→ Excerpts from a figure dataset
—————

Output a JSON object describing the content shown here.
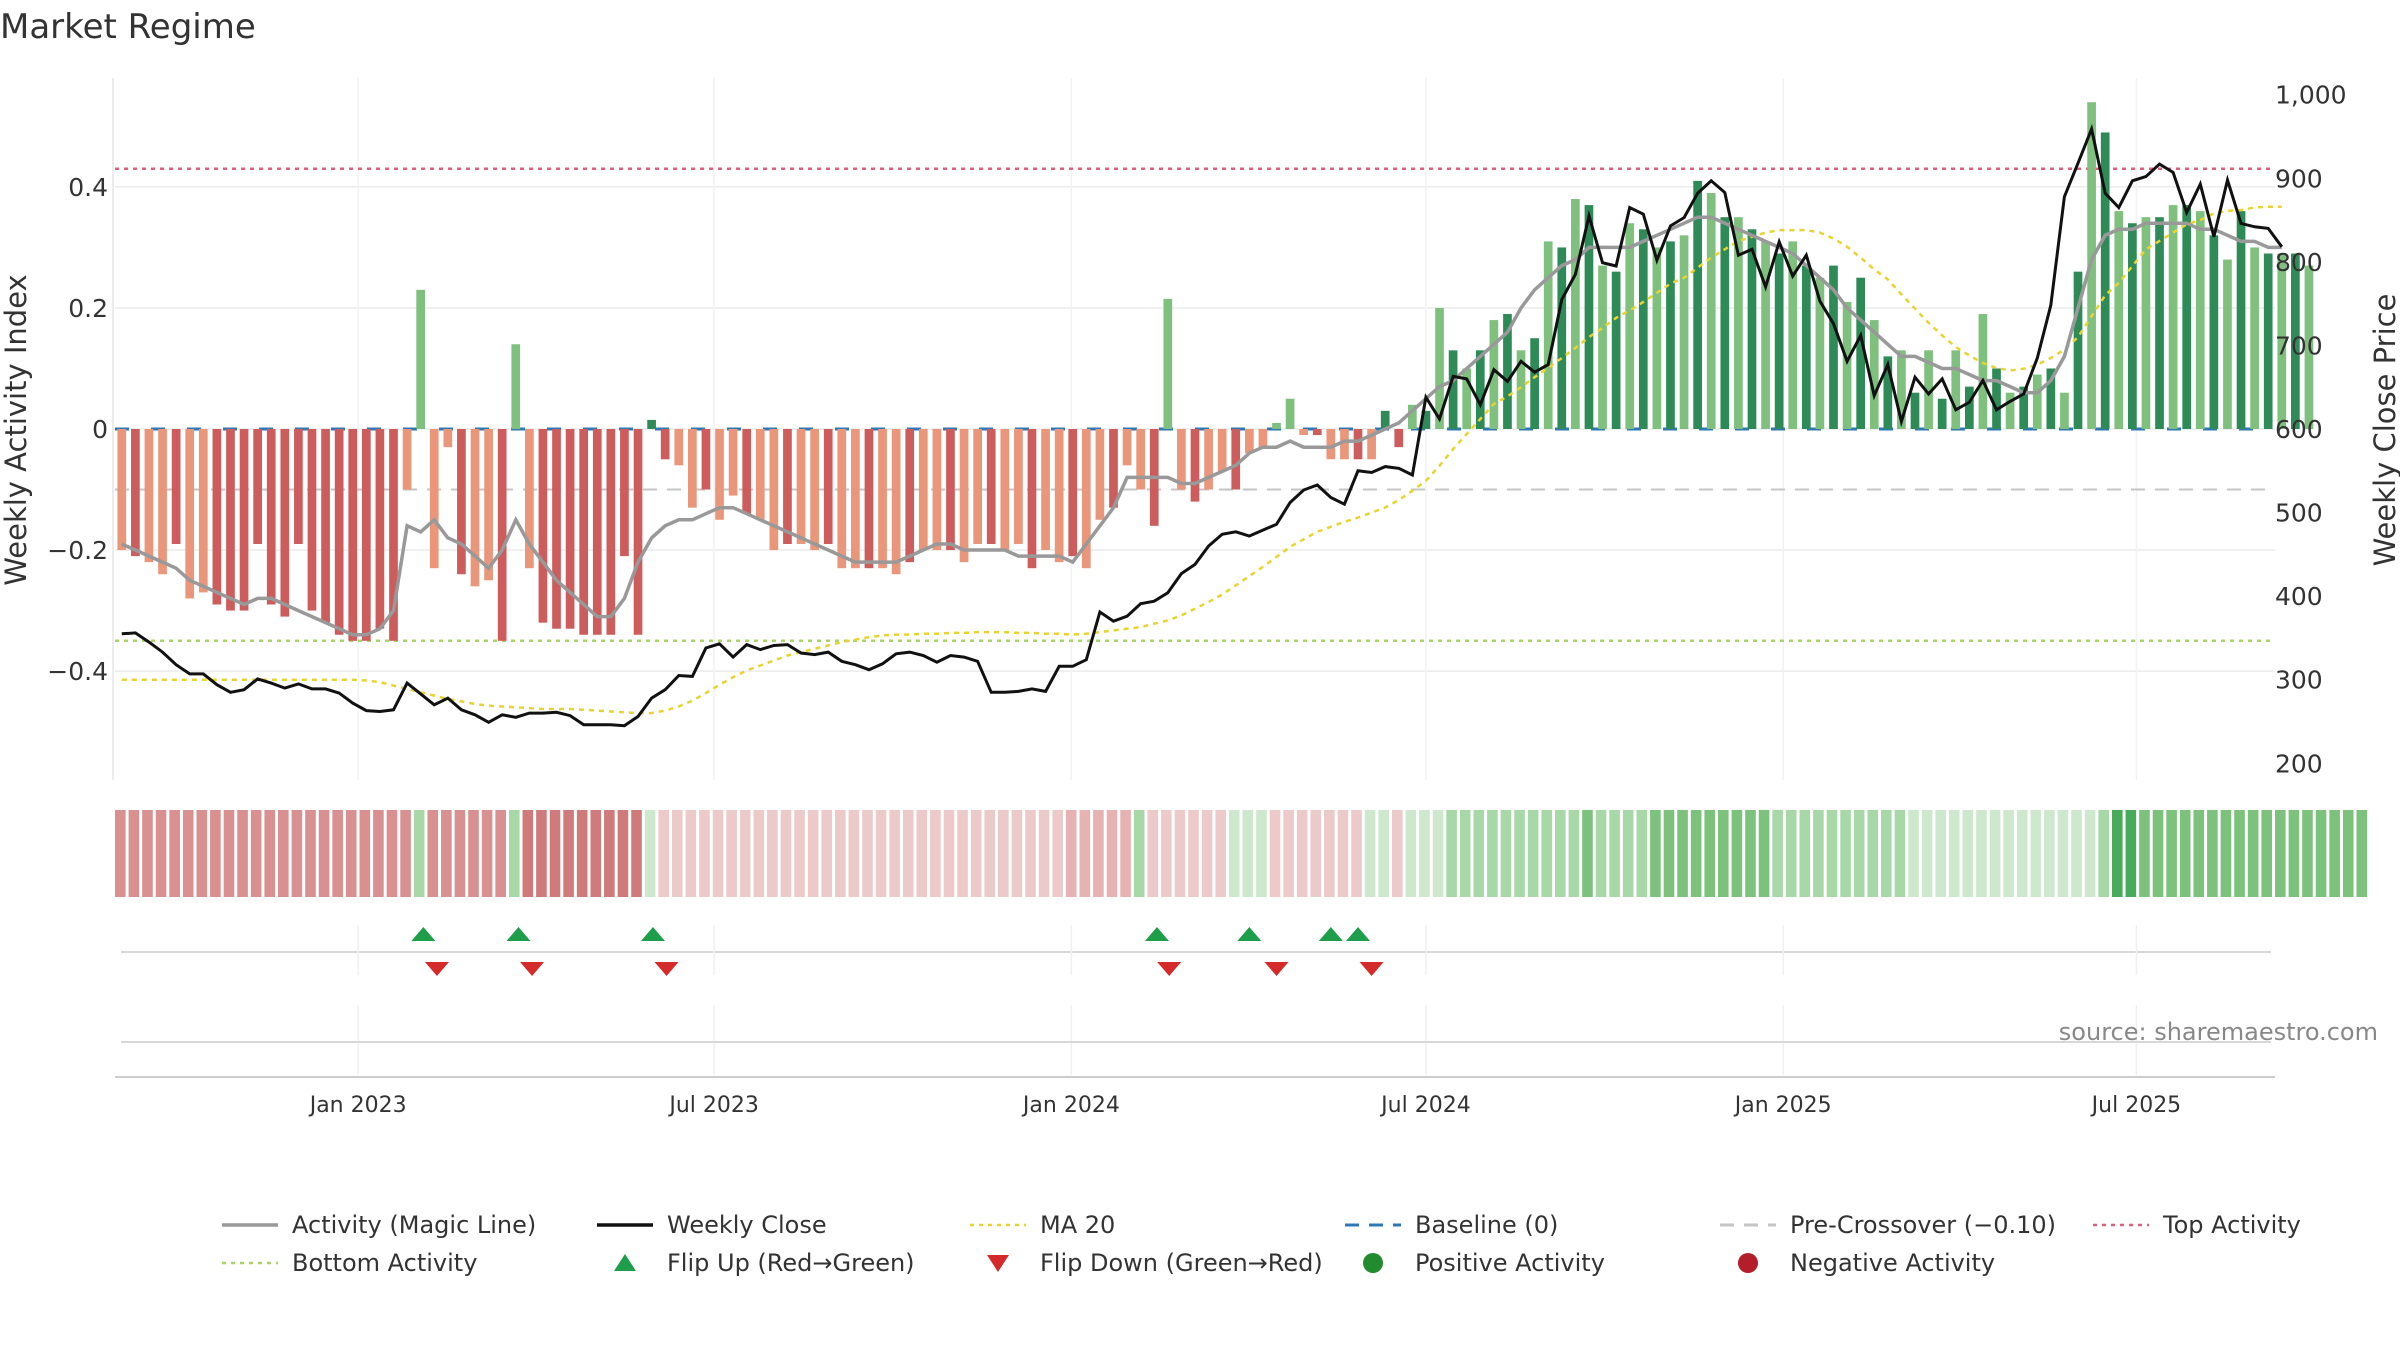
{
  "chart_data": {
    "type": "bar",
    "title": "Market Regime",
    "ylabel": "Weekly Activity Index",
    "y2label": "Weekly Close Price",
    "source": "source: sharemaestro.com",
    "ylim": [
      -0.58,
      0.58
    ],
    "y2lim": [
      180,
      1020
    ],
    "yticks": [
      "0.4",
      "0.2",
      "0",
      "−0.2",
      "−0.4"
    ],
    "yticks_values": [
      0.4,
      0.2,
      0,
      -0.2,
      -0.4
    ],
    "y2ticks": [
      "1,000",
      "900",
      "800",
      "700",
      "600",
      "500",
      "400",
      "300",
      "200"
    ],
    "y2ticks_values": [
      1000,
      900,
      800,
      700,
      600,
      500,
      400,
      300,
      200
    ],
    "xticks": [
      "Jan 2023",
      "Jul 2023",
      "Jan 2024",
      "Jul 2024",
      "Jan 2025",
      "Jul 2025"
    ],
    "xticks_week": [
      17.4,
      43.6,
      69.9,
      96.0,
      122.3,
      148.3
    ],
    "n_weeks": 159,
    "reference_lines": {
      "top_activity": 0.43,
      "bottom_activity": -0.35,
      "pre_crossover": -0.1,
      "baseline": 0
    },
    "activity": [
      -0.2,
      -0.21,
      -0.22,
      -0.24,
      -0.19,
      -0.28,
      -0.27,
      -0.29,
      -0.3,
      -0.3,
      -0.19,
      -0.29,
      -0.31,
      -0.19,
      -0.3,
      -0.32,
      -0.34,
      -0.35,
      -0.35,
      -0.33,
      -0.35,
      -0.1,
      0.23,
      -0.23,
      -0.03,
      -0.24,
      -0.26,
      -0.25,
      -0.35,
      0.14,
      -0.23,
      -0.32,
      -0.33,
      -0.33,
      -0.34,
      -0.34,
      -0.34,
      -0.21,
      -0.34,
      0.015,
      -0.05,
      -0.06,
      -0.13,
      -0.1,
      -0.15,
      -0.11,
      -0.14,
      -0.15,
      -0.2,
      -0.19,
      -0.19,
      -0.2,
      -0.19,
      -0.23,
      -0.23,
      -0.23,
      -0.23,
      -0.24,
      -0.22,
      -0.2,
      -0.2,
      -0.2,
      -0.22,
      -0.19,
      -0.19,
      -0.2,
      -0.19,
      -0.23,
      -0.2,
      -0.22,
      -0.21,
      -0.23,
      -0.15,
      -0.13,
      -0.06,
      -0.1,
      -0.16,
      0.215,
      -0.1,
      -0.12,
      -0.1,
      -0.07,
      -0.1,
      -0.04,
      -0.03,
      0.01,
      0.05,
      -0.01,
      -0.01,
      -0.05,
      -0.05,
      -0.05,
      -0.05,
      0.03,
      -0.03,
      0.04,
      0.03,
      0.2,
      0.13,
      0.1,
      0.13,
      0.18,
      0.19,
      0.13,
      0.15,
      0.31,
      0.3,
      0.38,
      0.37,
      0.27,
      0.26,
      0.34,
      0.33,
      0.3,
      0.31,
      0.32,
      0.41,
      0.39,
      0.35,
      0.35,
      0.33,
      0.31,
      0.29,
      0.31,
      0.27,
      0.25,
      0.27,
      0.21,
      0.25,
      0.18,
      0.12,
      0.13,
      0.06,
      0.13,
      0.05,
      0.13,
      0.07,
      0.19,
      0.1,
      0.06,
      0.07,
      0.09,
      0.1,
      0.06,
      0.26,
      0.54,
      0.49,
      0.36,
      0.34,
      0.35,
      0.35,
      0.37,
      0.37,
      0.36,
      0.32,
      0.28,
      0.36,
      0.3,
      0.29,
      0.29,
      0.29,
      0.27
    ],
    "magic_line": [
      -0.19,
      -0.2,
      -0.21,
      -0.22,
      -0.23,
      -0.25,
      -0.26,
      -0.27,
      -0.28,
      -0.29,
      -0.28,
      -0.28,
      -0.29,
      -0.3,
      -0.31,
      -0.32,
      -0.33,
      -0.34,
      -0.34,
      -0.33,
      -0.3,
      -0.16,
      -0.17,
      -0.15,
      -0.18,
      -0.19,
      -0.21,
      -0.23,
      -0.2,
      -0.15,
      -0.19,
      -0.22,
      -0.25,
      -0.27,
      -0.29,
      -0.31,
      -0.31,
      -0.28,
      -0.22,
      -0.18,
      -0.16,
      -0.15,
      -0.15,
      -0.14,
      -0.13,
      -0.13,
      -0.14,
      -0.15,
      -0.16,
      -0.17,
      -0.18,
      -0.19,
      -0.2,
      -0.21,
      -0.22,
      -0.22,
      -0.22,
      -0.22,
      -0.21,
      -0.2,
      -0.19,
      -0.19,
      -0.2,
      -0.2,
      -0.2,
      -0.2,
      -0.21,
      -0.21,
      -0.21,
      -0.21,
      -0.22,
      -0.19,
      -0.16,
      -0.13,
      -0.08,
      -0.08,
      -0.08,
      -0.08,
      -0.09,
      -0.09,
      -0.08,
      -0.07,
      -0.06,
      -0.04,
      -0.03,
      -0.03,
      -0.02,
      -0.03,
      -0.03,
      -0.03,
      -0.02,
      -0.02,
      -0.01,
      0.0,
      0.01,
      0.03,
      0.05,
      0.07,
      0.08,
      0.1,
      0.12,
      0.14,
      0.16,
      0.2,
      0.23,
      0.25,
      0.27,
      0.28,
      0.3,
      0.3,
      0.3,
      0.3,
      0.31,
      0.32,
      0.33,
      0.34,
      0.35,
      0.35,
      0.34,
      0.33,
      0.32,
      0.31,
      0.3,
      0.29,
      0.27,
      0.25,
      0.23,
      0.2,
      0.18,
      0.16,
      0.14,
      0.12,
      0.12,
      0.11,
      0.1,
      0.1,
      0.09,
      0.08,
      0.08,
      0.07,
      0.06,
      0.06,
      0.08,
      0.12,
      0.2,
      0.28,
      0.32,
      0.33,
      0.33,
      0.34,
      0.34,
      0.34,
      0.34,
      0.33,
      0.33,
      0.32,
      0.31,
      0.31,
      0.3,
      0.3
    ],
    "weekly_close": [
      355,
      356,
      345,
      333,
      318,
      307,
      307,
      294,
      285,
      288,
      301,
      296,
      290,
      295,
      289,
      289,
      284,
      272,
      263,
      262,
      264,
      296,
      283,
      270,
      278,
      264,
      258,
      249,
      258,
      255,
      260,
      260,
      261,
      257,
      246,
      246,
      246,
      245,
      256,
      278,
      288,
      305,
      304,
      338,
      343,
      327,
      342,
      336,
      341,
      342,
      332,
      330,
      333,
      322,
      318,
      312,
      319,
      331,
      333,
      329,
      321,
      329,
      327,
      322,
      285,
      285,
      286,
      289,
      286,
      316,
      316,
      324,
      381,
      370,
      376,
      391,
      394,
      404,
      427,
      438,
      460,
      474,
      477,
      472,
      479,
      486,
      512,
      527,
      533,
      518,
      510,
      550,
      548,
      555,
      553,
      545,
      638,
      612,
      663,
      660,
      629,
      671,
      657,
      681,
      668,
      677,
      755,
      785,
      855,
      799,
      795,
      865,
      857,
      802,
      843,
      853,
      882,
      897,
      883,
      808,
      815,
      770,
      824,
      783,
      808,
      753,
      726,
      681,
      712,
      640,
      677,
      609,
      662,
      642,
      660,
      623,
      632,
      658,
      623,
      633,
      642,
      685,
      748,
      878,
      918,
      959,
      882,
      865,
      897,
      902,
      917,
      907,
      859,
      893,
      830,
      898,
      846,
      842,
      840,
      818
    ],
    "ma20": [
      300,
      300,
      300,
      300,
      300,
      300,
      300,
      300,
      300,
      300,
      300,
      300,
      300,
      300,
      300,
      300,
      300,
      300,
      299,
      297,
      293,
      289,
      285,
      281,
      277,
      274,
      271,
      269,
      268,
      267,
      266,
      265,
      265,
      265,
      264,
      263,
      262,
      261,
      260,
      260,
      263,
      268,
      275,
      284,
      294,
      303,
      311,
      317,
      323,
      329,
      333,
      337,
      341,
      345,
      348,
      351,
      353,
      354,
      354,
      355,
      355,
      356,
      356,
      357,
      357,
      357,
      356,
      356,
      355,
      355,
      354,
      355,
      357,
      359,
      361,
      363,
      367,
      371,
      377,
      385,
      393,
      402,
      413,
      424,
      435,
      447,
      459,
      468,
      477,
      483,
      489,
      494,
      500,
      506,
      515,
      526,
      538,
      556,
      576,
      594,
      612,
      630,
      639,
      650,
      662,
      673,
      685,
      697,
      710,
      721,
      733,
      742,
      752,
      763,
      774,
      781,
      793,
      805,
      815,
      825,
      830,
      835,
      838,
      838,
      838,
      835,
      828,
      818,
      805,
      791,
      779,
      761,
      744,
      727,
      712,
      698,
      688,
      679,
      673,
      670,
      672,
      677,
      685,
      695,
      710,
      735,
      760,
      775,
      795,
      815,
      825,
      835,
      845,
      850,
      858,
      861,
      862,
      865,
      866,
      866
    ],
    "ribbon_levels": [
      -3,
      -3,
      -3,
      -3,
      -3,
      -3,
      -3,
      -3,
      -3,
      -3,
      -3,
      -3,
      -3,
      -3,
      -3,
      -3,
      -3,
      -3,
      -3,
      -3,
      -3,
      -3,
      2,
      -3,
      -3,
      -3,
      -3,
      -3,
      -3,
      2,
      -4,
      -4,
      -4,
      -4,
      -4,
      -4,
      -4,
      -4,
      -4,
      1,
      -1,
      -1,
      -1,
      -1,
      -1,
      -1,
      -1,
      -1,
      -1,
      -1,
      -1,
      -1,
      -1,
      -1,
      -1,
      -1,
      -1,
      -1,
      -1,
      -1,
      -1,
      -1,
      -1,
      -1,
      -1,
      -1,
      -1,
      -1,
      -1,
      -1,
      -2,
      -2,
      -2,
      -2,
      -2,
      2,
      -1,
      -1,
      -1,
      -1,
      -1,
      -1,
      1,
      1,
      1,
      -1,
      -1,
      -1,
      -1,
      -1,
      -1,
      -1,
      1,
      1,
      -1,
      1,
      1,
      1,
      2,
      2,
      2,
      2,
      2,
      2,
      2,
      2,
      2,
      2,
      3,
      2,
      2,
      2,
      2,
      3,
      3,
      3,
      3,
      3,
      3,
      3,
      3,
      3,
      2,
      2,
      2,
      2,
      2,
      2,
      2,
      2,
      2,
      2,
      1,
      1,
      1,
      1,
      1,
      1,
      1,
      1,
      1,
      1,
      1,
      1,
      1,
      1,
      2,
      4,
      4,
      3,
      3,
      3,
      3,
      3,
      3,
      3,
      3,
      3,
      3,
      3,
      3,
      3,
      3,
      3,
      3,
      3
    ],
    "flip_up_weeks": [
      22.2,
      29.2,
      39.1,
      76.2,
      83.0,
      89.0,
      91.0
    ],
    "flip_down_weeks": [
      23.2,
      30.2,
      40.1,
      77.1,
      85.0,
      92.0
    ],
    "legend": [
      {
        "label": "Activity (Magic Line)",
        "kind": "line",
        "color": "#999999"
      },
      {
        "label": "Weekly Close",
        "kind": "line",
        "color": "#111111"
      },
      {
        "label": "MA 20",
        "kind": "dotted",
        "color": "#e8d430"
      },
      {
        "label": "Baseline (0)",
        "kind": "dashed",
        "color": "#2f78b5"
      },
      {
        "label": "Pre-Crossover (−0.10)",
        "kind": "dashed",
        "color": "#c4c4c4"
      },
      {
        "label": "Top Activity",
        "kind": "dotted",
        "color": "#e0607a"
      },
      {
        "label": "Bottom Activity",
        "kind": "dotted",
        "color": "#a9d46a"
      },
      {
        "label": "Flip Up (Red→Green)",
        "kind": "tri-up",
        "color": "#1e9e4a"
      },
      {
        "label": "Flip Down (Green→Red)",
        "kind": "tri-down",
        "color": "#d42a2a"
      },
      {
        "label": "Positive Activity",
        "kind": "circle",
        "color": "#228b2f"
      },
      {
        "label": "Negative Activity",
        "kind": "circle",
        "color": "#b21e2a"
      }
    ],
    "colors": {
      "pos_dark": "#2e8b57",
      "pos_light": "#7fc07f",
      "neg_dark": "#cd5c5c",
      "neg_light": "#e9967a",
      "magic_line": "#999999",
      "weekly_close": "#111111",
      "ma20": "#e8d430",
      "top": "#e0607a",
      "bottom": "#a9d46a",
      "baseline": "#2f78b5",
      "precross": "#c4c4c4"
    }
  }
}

—————

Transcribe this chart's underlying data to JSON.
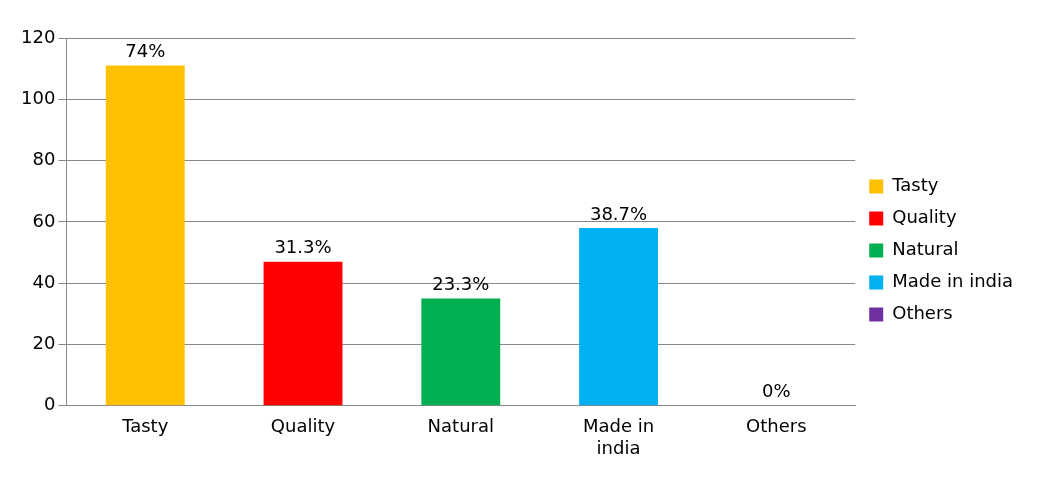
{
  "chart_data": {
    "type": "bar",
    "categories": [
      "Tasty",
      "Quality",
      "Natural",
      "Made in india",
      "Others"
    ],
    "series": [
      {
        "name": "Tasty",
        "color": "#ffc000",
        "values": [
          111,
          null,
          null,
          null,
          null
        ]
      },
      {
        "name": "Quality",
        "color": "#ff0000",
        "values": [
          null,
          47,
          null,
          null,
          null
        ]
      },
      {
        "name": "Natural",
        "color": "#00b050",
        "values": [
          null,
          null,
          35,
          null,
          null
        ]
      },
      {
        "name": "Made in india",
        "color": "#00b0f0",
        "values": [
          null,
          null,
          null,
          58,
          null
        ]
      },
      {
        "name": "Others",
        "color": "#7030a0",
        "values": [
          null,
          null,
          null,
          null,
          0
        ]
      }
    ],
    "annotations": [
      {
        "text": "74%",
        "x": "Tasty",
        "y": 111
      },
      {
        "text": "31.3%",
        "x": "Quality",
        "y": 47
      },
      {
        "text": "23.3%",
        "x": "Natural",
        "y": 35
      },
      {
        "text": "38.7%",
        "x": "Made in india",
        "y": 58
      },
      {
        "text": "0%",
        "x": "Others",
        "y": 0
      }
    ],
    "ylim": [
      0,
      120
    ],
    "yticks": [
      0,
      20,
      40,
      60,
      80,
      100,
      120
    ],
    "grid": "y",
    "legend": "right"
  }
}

—————

→ What you will do
Select all lines with the word "JSON" from the entries above.

→ The solution
Output a JSON object describing the content shown here.
Transcribe this chart's underlying data to JSON.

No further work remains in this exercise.